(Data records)
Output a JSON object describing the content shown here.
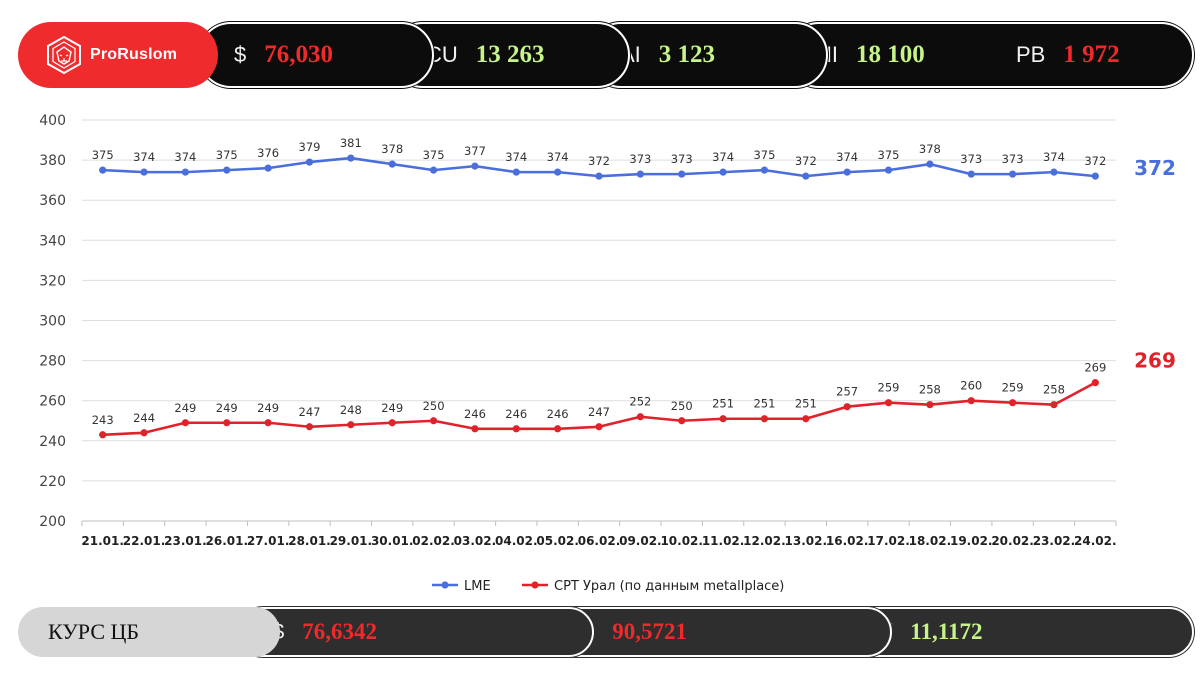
{
  "brand": {
    "name": "ProRuslom",
    "color": "#ef2b2e"
  },
  "ticker": {
    "usd": {
      "symbol": "$",
      "value": "76,030",
      "color": "#ee2a2a"
    },
    "cu": {
      "label": "CU",
      "value": "13 263",
      "color": "#c6f48a"
    },
    "al": {
      "label": "AI",
      "value": "3 123",
      "color": "#c6f48a"
    },
    "ni": {
      "label": "NI",
      "value": "18 100",
      "color": "#c6f48a"
    },
    "pb": {
      "label": "PB",
      "value": "1 972",
      "color": "#ee2a2a"
    }
  },
  "chart_data": {
    "type": "line",
    "title": "",
    "xlabel": "",
    "ylabel": "",
    "ylim": [
      200,
      400
    ],
    "yticks": [
      200,
      220,
      240,
      260,
      280,
      300,
      320,
      340,
      360,
      380,
      400
    ],
    "grid": true,
    "legend_position": "bottom",
    "categories": [
      "21.01.",
      "22.01.",
      "23.01.",
      "26.01.",
      "27.01.",
      "28.01.",
      "29.01.",
      "30.01.",
      "02.02.",
      "03.02.",
      "04.02.",
      "05.02.",
      "06.02.",
      "09.02.",
      "10.02.",
      "11.02.",
      "12.02.",
      "13.02.",
      "16.02.",
      "17.02.",
      "18.02.",
      "19.02.",
      "20.02.",
      "23.02.",
      "24.02."
    ],
    "series": [
      {
        "name": "LME",
        "color": "#4a6fdc",
        "values": [
          375,
          374,
          374,
          375,
          376,
          379,
          381,
          378,
          375,
          377,
          374,
          374,
          372,
          373,
          373,
          374,
          375,
          372,
          374,
          375,
          378,
          373,
          373,
          374,
          372
        ],
        "end_label": "372"
      },
      {
        "name": "СРТ  Урал (по данным metallplace)",
        "color": "#e0232b",
        "values": [
          243,
          244,
          249,
          249,
          249,
          247,
          248,
          249,
          250,
          246,
          246,
          246,
          247,
          252,
          250,
          251,
          251,
          251,
          257,
          259,
          258,
          260,
          259,
          258,
          269
        ],
        "end_label": "269"
      }
    ]
  },
  "rates": {
    "title": "КУРС ЦБ",
    "usd": {
      "symbol": "$",
      "value": "76,6342",
      "color": "#ee2a2a"
    },
    "eur": {
      "symbol": "€",
      "value": "90,5721",
      "color": "#ee2a2a"
    },
    "cny": {
      "symbol": "¥",
      "value": "11,1172",
      "color": "#c6f48a"
    }
  }
}
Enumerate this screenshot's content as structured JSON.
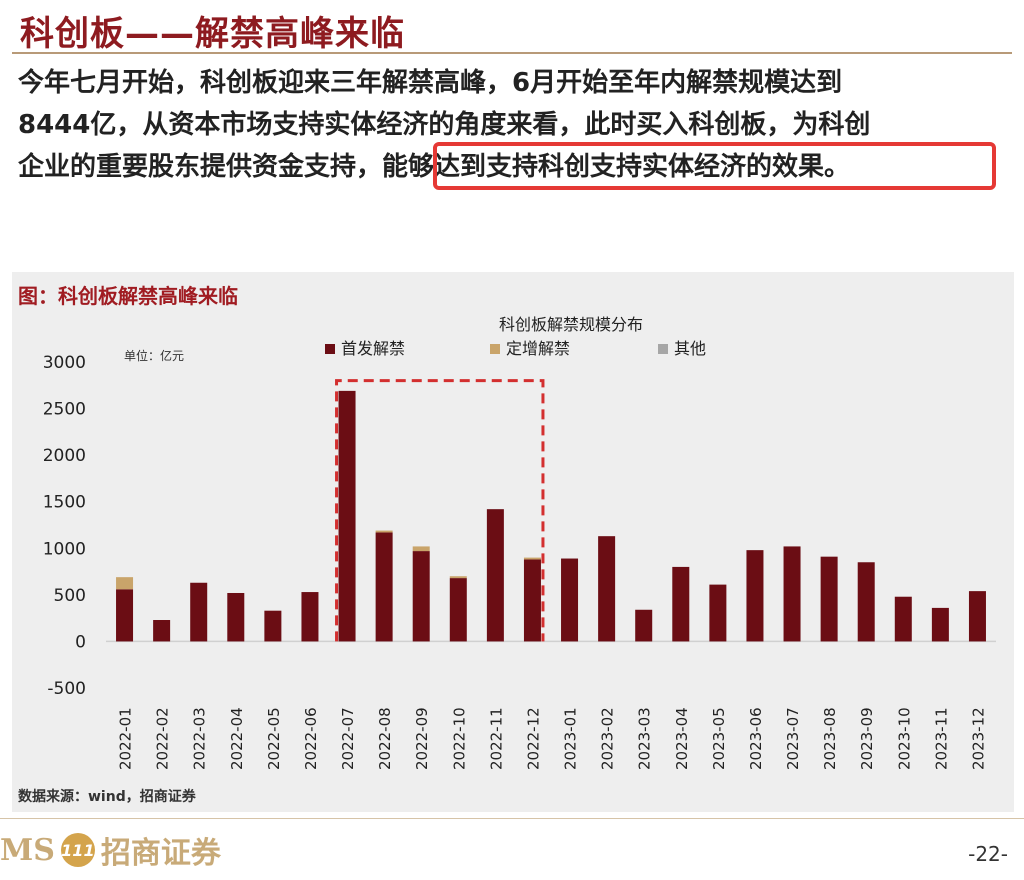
{
  "page": {
    "title": "科创板——解禁高峰来临",
    "body_lines": [
      "今年七月开始，科创板迎来三年解禁高峰，6月开始至年内解禁规模达到",
      "8444亿，从资本市场支持实体经济的角度来看，此时买入科创板，为科创",
      "企业的重要股东提供资金支持，"
    ],
    "highlight_text": "能够达到支持科创支持实体经济的效果。",
    "figure_caption": "图：科创板解禁高峰来临",
    "source": "数据来源：wind，招商证券",
    "logo_text": "MS",
    "logo_mark": "111",
    "logo_cn": "招商证券",
    "page_number": "-22-",
    "highlight_color": "#e53935"
  },
  "chart_data": {
    "type": "bar",
    "stacked": true,
    "title": "科创板解禁规模分布",
    "unit_label": "单位：亿元",
    "ylim": [
      -500,
      3000
    ],
    "yticks": [
      -500,
      0,
      500,
      1000,
      1500,
      2000,
      2500,
      3000
    ],
    "legend_position": "top",
    "categories": [
      "2022-01",
      "2022-02",
      "2022-03",
      "2022-04",
      "2022-05",
      "2022-06",
      "2022-07",
      "2022-08",
      "2022-09",
      "2022-10",
      "2022-11",
      "2022-12",
      "2023-01",
      "2023-02",
      "2023-03",
      "2023-04",
      "2023-05",
      "2023-06",
      "2023-07",
      "2023-08",
      "2023-09",
      "2023-10",
      "2023-11",
      "2023-12"
    ],
    "series": [
      {
        "name": "首发解禁",
        "color": "#6b0d14",
        "values": [
          560,
          230,
          630,
          520,
          330,
          530,
          2690,
          1170,
          970,
          680,
          1420,
          880,
          890,
          1130,
          340,
          800,
          610,
          980,
          1020,
          910,
          850,
          480,
          360,
          540
        ]
      },
      {
        "name": "定增解禁",
        "color": "#c9a46a",
        "values": [
          130,
          0,
          0,
          0,
          0,
          0,
          0,
          20,
          50,
          20,
          0,
          20,
          0,
          0,
          0,
          0,
          0,
          0,
          0,
          0,
          0,
          0,
          0,
          0
        ]
      },
      {
        "name": "其他",
        "color": "#a6a6a6",
        "values": [
          0,
          0,
          0,
          0,
          0,
          0,
          0,
          0,
          0,
          0,
          0,
          0,
          0,
          0,
          0,
          0,
          0,
          0,
          0,
          0,
          0,
          0,
          0,
          0
        ]
      }
    ],
    "highlight_range": [
      "2022-07",
      "2022-12"
    ],
    "highlight_color": "#d32f2f"
  }
}
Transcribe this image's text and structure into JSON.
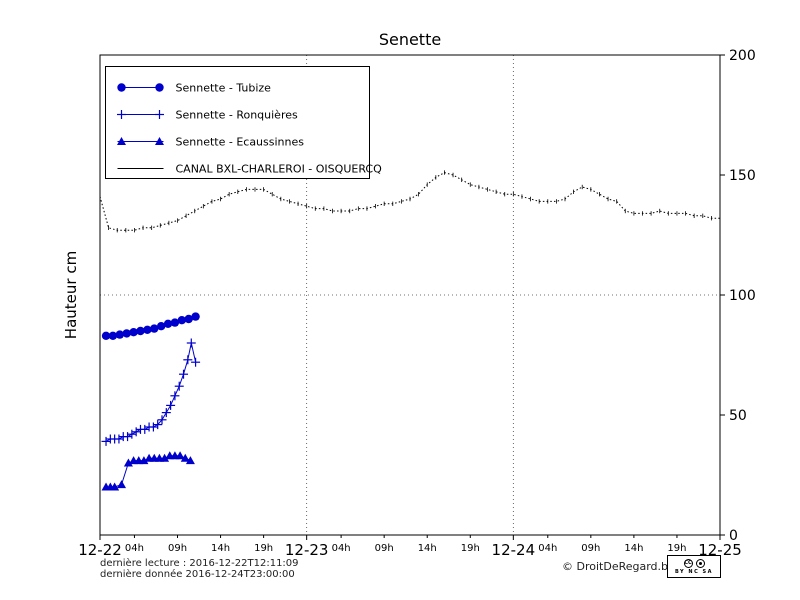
{
  "footer": {
    "last_reading": "dernière lecture : 2016-12-22T12:11:09",
    "last_data": "dernière donnée  2016-12-24T23:00:00",
    "copyright": "© DroitDeRegard.be",
    "cc": "CC",
    "license": "BY NC SA"
  },
  "chart_data": {
    "type": "line",
    "title": "Senette",
    "xlabel": "",
    "ylabel": "Hauteur cm",
    "ylim": [
      0,
      200
    ],
    "xlim_hours": [
      0,
      72
    ],
    "y_ticks": [
      0,
      50,
      100,
      150,
      200
    ],
    "x_major_ticks": [
      {
        "t": 0,
        "label": "12-22"
      },
      {
        "t": 24,
        "label": "12-23"
      },
      {
        "t": 48,
        "label": "12-24"
      },
      {
        "t": 72,
        "label": "12-25"
      }
    ],
    "x_minor_ticks": [
      {
        "t": 4,
        "label": "04h"
      },
      {
        "t": 9,
        "label": "09h"
      },
      {
        "t": 14,
        "label": "14h"
      },
      {
        "t": 19,
        "label": "19h"
      },
      {
        "t": 28,
        "label": "04h"
      },
      {
        "t": 33,
        "label": "09h"
      },
      {
        "t": 38,
        "label": "14h"
      },
      {
        "t": 43,
        "label": "19h"
      },
      {
        "t": 52,
        "label": "04h"
      },
      {
        "t": 57,
        "label": "09h"
      },
      {
        "t": 62,
        "label": "14h"
      },
      {
        "t": 67,
        "label": "19h"
      }
    ],
    "grid": {
      "vertical_at": [
        24,
        48
      ],
      "horizontal_at": [
        100
      ]
    },
    "legend_position": "upper left",
    "series": [
      {
        "name": "Sennette - Tubize",
        "color": "#0000cc",
        "marker": "circle",
        "linestyle": "solid",
        "x": [
          0.7,
          1.5,
          2.3,
          3.1,
          3.9,
          4.7,
          5.5,
          6.3,
          7.1,
          7.9,
          8.7,
          9.5,
          10.3,
          11.1
        ],
        "y": [
          83,
          83,
          83.5,
          84,
          84.5,
          85,
          85.5,
          86,
          87,
          88,
          88.5,
          89.5,
          90,
          91
        ]
      },
      {
        "name": "Sennette - Ronquières",
        "color": "#0000cc",
        "marker": "plus",
        "linestyle": "solid",
        "x": [
          0.7,
          1.2,
          1.7,
          2.2,
          2.7,
          3.2,
          3.7,
          4.2,
          4.7,
          5.2,
          5.7,
          6.2,
          6.7,
          7.2,
          7.7,
          8.2,
          8.7,
          9.2,
          9.7,
          10.2,
          10.6,
          11.1
        ],
        "y": [
          39,
          40,
          40,
          40,
          41,
          41,
          42,
          43,
          44,
          44,
          45,
          45,
          46,
          48,
          51,
          54,
          58,
          62,
          67,
          73,
          80,
          72
        ]
      },
      {
        "name": "Sennette - Ecaussinnes",
        "color": "#0000cc",
        "marker": "triangle",
        "linestyle": "solid",
        "x": [
          0.7,
          1.2,
          1.7,
          2.5,
          3.3,
          3.9,
          4.5,
          5.1,
          5.7,
          6.3,
          6.9,
          7.5,
          8.1,
          8.7,
          9.3,
          9.9,
          10.5
        ],
        "y": [
          20,
          20,
          20,
          21,
          30,
          31,
          31,
          31,
          32,
          32,
          32,
          32,
          33,
          33,
          33,
          32,
          31
        ]
      },
      {
        "name": "CANAL BXL-CHARLEROI  - OISQUERCQ",
        "color": "#000000",
        "marker": "tick",
        "linestyle": "dotted",
        "x": [
          0,
          1,
          2,
          3,
          4,
          5,
          6,
          7,
          8,
          9,
          10,
          11,
          12,
          13,
          14,
          15,
          16,
          17,
          18,
          19,
          20,
          21,
          22,
          23,
          24,
          25,
          26,
          27,
          28,
          29,
          30,
          31,
          32,
          33,
          34,
          35,
          36,
          37,
          38,
          39,
          40,
          41,
          42,
          43,
          44,
          45,
          46,
          47,
          48,
          49,
          50,
          51,
          52,
          53,
          54,
          55,
          56,
          57,
          58,
          59,
          60,
          61,
          62,
          63,
          64,
          65,
          66,
          67,
          68,
          69,
          70,
          71,
          72
        ],
        "y": [
          141,
          128,
          127,
          127,
          127,
          128,
          128,
          129,
          130,
          131,
          133,
          135,
          137,
          139,
          140,
          142,
          143,
          144,
          144,
          144,
          142,
          140,
          139,
          138,
          137,
          136,
          136,
          135,
          135,
          135,
          136,
          136,
          137,
          138,
          138,
          139,
          140,
          142,
          146,
          149,
          151,
          150,
          148,
          146,
          145,
          144,
          143,
          142,
          142,
          141,
          140,
          139,
          139,
          139,
          140,
          143,
          145,
          144,
          142,
          140,
          139,
          135,
          134,
          134,
          134,
          135,
          134,
          134,
          134,
          133,
          133,
          132,
          132
        ]
      }
    ]
  }
}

▶ Directive
Reproduce each line of the entries in which the word "content" is found.

▶ Response to this task
Output a JSON object describing the content shown here.
Enumerate this screenshot's content as structured JSON.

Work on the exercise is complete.